WORKING DATA START

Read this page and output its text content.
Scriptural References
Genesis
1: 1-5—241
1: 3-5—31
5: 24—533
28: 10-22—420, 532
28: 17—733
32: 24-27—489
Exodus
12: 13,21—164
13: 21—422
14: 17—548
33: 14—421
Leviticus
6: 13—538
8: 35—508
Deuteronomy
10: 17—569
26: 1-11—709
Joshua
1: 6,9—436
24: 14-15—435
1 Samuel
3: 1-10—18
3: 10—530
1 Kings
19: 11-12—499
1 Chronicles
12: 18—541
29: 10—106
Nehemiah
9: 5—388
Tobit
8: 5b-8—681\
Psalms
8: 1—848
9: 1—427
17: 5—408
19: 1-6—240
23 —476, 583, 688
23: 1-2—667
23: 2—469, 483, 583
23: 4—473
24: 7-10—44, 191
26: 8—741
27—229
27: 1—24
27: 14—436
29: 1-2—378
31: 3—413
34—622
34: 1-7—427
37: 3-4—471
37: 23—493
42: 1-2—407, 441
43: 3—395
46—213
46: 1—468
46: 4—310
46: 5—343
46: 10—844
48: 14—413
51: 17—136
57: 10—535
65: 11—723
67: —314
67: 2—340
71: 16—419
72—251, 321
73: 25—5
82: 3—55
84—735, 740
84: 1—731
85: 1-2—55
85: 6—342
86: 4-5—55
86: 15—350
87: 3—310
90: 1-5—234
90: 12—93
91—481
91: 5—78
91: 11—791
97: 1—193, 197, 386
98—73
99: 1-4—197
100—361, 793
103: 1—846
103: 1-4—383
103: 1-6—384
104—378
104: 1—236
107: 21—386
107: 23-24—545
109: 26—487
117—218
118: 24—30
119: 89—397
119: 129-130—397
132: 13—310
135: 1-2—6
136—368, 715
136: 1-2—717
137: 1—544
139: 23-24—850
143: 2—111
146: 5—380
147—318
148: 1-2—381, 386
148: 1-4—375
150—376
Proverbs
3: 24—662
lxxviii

WORKING DATA END

▸ **INSTRUCTIONS TO FOLLOW**
Each line above must be reproduced exactly as it stands.

▸ **OUTPUT OF THE EXERCISE**
Read this page and output its text content.
Scriptural References
Genesis
1: 1-5—241
1: 3-5—31
5: 24—533
28: 10-22—420, 532
28: 17—733
32: 24-27—489
Exodus
12: 13,21—164
13: 21—422
14: 17—548
33: 14—421
Leviticus
6: 13—538
8: 35—508
Deuteronomy
10: 17—569
26: 1-11—709
Joshua
1: 6,9—436
24: 14-15—435
1 Samuel
3: 1-10—18
3: 10—530
1 Kings
19: 11-12—499
1 Chronicles
12: 18—541
29: 10—106
Nehemiah
9: 5—388
Tobit
8: 5b-8—681\
Psalms
8: 1—848
9: 1—427
17: 5—408
19: 1-6—240
23 —476, 583, 688
23: 1-2—667
23: 2—469, 483, 583
23: 4—473
24: 7-10—44, 191
26: 8—741
27—229
27: 1—24
27: 14—436
29: 1-2—378
31: 3—413
34—622
34: 1-7—427
37: 3-4—471
37: 23—493
42: 1-2—407, 441
43: 3—395
46—213
46: 1—468
46: 4—310
46: 5—343
46: 10—844
48: 14—413
51: 17—136
57: 10—535
65: 11—723
67: —314
67: 2—340
71: 16—419
72—251, 321
73: 25—5
82: 3—55
84—735, 740
84: 1—731
85: 1-2—55
85: 6—342
86: 4-5—55
86: 15—350
87: 3—310
90: 1-5—234
90: 12—93
91—481
91: 5—78
91: 11—791
97: 1—193, 197, 386
98—73
99: 1-4—197
100—361, 793
103: 1—846
103: 1-4—383
103: 1-6—384
104—378
104: 1—236
107: 21—386
107: 23-24—545
109: 26—487
117—218
118: 24—30
119: 89—397
119: 129-130—397
132: 13—310
135: 1-2—6
136—368, 715
136: 1-2—717
137: 1—544
139: 23-24—850
143: 2—111
146: 5—380
147—318
148: 1-2—381, 386
148: 1-4—375
150—376
Proverbs
3: 24—662
lxxviii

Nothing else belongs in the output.